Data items

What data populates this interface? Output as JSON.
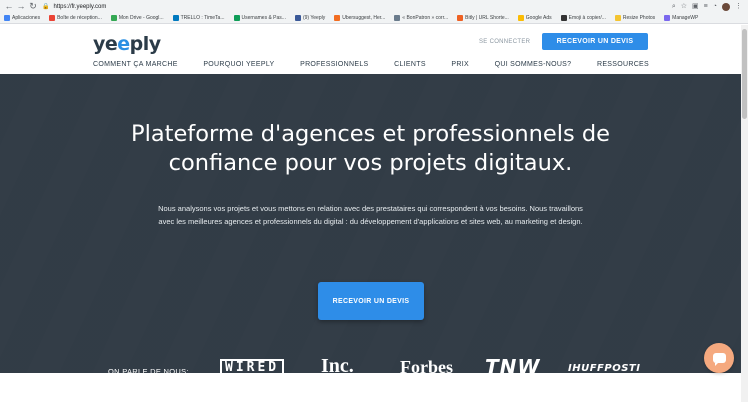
{
  "browser": {
    "url": "https://fr.yeeply.com",
    "bookmarks": [
      {
        "label": "Aplicaciones",
        "color": "#4285f4"
      },
      {
        "label": "Boîte de réception...",
        "color": "#ea4335"
      },
      {
        "label": "Mon Drive - Googl...",
        "color": "#34a853"
      },
      {
        "label": "TRELLO : TimeTa...",
        "color": "#0079bf"
      },
      {
        "label": "Usernames & Pas...",
        "color": "#0f9d58"
      },
      {
        "label": "(9) Yeeply",
        "color": "#3b5998"
      },
      {
        "label": "Ubersuggest, Her...",
        "color": "#f26d21"
      },
      {
        "label": "« BonPatron » corr...",
        "color": "#6a7b8c"
      },
      {
        "label": "Bitly | URL Shorte...",
        "color": "#ee6123"
      },
      {
        "label": "Google Ads",
        "color": "#fbbc04"
      },
      {
        "label": "Emoji à copier/...",
        "color": "#333333"
      },
      {
        "label": "Resize Photos",
        "color": "#f4c430"
      },
      {
        "label": "ManageWP",
        "color": "#7b68ee"
      }
    ]
  },
  "header": {
    "logo_prefix": "ye",
    "logo_eye": "e",
    "logo_suffix": "ply",
    "connect_label": "SE CONNECTER",
    "cta_label": "RECEVOIR UN DEVIS",
    "nav": [
      "COMMENT ÇA MARCHE",
      "POURQUOI YEEPLY",
      "PROFESSIONNELS",
      "CLIENTS",
      "PRIX",
      "QUI SOMMES-NOUS?",
      "RESSOURCES"
    ]
  },
  "hero": {
    "title_line1": "Plateforme d'agences et professionnels de",
    "title_line2": "confiance pour vos projets digitaux.",
    "sub_line1": "Nous analysons vos projets et vous mettons en relation avec des prestataires qui correspondent à vos besoins. Nous travaillons",
    "sub_line2": "avec les meilleures agences et professionnels du digital : du développement d'applications et sites web, au marketing et design.",
    "cta_label": "RECEVOIR UN DEVIS"
  },
  "press": {
    "label": "ON PARLE DE NOUS:",
    "logos": [
      "WIRED",
      "Inc.",
      "Forbes",
      "TNW",
      "IHUFFPOSTI"
    ]
  }
}
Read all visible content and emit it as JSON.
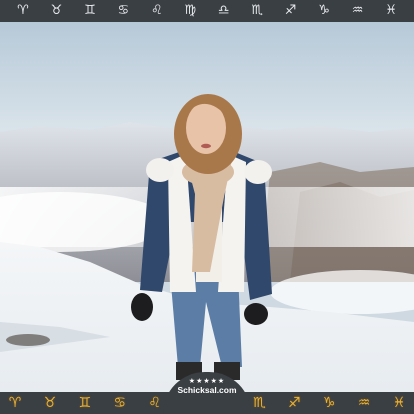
{
  "top_bar": {
    "signs": [
      {
        "name": "aries",
        "glyph": "♈︎"
      },
      {
        "name": "taurus",
        "glyph": "♉︎"
      },
      {
        "name": "gemini",
        "glyph": "♊︎"
      },
      {
        "name": "cancer",
        "glyph": "♋︎"
      },
      {
        "name": "leo",
        "glyph": "♌︎"
      },
      {
        "name": "virgo",
        "glyph": "♍︎"
      },
      {
        "name": "libra",
        "glyph": "♎︎"
      },
      {
        "name": "scorpio",
        "glyph": "♏︎"
      },
      {
        "name": "sagittarius",
        "glyph": "♐︎"
      },
      {
        "name": "capricorn",
        "glyph": "♑︎"
      },
      {
        "name": "aquarius",
        "glyph": "♒︎"
      },
      {
        "name": "pisces",
        "glyph": "♓︎"
      }
    ]
  },
  "bottom_bar": {
    "icons": [
      {
        "name": "ram-gold-icon",
        "glyph": "♈"
      },
      {
        "name": "bull-gold-icon",
        "glyph": "♉"
      },
      {
        "name": "twins-gold-icon",
        "glyph": "♊"
      },
      {
        "name": "crab-gold-icon",
        "glyph": "♋"
      },
      {
        "name": "lion-gold-icon",
        "glyph": "♌"
      },
      {
        "name": "maiden-gold-icon",
        "glyph": "♍"
      },
      {
        "name": "scales-gold-icon",
        "glyph": "♎"
      },
      {
        "name": "scorpion-gold-icon",
        "glyph": "♏"
      },
      {
        "name": "archer-gold-icon",
        "glyph": "♐"
      },
      {
        "name": "goat-gold-icon",
        "glyph": "♑"
      },
      {
        "name": "water-bearer-gold-icon",
        "glyph": "♒"
      },
      {
        "name": "fish-gold-icon",
        "glyph": "♓"
      }
    ]
  },
  "logo": {
    "stars": "★★★★★",
    "brand": "Schicksal.com"
  },
  "colors": {
    "bar_background": "#3a3f44",
    "gold": "#e7b43c"
  }
}
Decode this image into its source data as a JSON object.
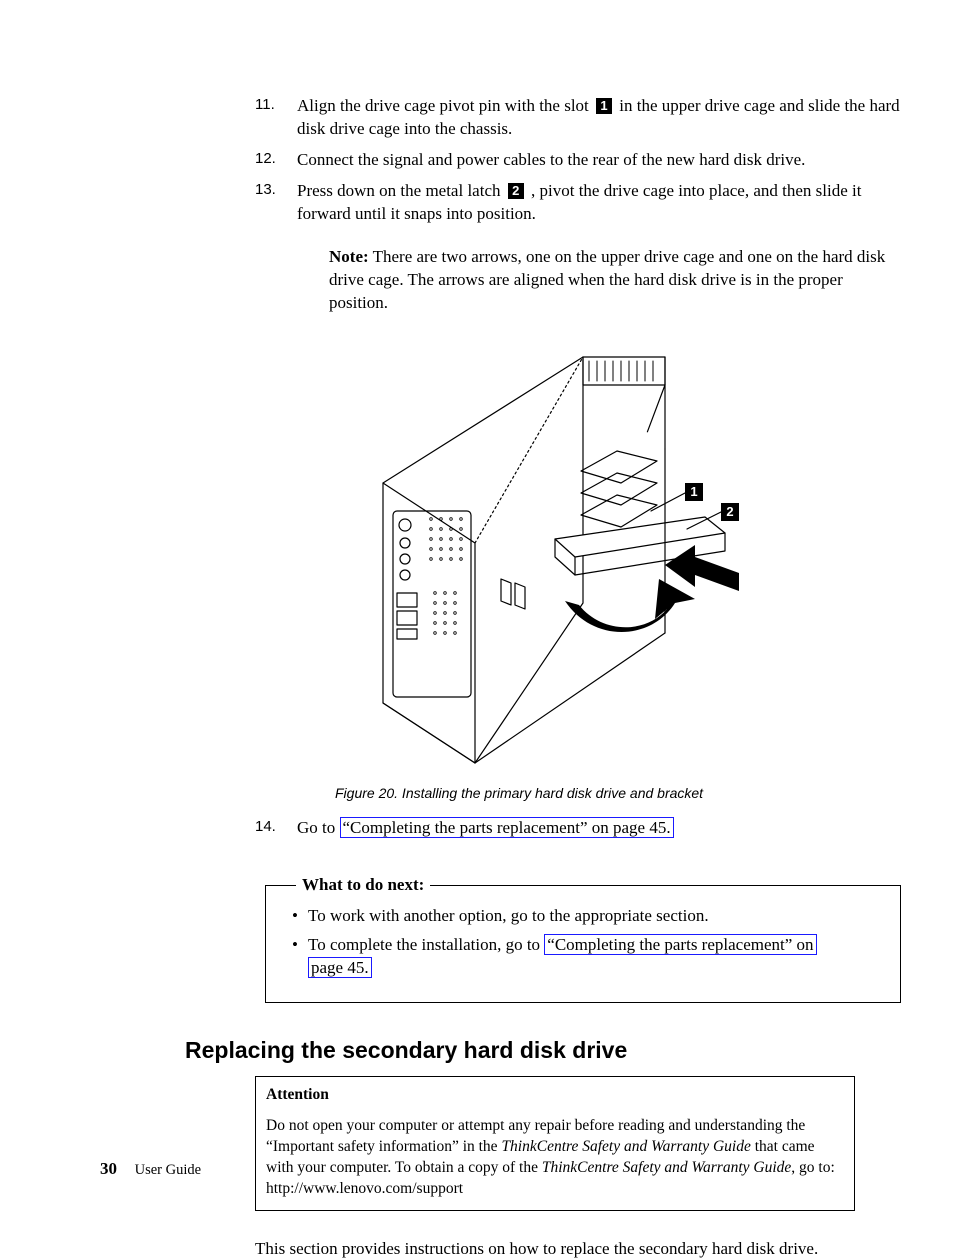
{
  "steps": {
    "s11": {
      "num": "11.",
      "a": "Align the drive cage pivot pin with the slot ",
      "co": "1",
      "b": " in the upper drive cage and slide the hard disk drive cage into the chassis."
    },
    "s12": {
      "num": "12.",
      "text": "Connect the signal and power cables to the rear of the new hard disk drive."
    },
    "s13": {
      "num": "13.",
      "a": "Press down on the metal latch ",
      "co": "2",
      "b": " , pivot the drive cage into place, and then slide it forward until it snaps into position."
    },
    "s14": {
      "num": "14.",
      "a": "Go to ",
      "link": "“Completing the parts replacement” on page 45."
    }
  },
  "note": {
    "label": "Note:",
    "body": "There are two arrows, one on the upper drive cage and one on the hard disk drive cage. The arrows are aligned when the hard disk drive is in the proper position."
  },
  "figure": {
    "c1": "1",
    "c2": "2",
    "caption": "Figure 20. Installing the primary hard disk drive and bracket"
  },
  "nextbox": {
    "legend": "What to do next:",
    "i1": "To work with another option, go to the appropriate section.",
    "i2a": "To complete the installation, go to ",
    "i2link": "“Completing the parts replacement” on",
    "i2link2": "page 45."
  },
  "section": {
    "heading": "Replacing the secondary hard disk drive",
    "att_label": "Attention",
    "att_a": "Do not open your computer or attempt any repair before reading and understanding the “Important safety information” in the ",
    "att_i1": "ThinkCentre Safety and Warranty Guide",
    "att_b": " that came with your computer. To obtain a copy of the ",
    "att_i2": "ThinkCentre Safety and Warranty Guide",
    "att_c": ", go to:",
    "att_url": "http://www.lenovo.com/support",
    "intro": "This section provides instructions on how to replace the secondary hard disk drive."
  },
  "footer": {
    "page": "30",
    "title": "User Guide"
  }
}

◆ **AIM OF THE EXERCISE**
Pull out all lines from the entries above in which the word "position" appears.

◆ **RESULT OF THE EXERCISE**
      "b": " , pivot the drive cage into place, and then slide it forward until it snaps into position."
    "body": "There are two arrows, one on the upper drive cage and one on the hard disk drive cage. The arrows are aligned when the hard disk drive is in the proper position."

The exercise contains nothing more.